- [Written task]: Copy out each line containing "values" from the entries below.

- [Entries provided]:
◇ ◇ ◇ ◇ ◇

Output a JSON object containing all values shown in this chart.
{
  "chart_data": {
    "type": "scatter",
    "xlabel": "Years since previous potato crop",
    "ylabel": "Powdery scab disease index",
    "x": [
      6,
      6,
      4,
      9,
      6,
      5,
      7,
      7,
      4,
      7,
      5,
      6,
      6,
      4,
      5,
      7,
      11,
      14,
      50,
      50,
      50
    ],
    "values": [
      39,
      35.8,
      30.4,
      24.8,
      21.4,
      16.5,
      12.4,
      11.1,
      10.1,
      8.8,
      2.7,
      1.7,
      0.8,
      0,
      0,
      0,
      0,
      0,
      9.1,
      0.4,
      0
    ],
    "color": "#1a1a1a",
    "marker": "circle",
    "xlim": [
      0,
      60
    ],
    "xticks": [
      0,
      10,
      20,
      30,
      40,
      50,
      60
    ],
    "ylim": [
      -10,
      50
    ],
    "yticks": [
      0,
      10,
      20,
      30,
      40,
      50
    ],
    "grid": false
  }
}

◇ ◇ ◇ ◇ ◇

- [Solution for this task]:
Output a JSON object containing all values shown in this chart.
    "values": [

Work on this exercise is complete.